• _The problem_: Every entry that follows should be reproduced exactly.
━━━
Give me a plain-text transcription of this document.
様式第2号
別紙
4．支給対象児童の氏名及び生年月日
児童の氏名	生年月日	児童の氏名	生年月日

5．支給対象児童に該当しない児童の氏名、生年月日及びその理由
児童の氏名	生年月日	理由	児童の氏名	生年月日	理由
━━━
• _Result for this exercise_:
Give me a plain-text transcription of this document.
様式第2号
別紙
4．支給対象児童の氏名及び生年月日
児童の氏名	生年月日	児童の氏名	生年月日

5．支給対象児童に該当しない児童の氏名、生年月日及びその理由
児童の氏名	生年月日	理由	児童の氏名	生年月日	理由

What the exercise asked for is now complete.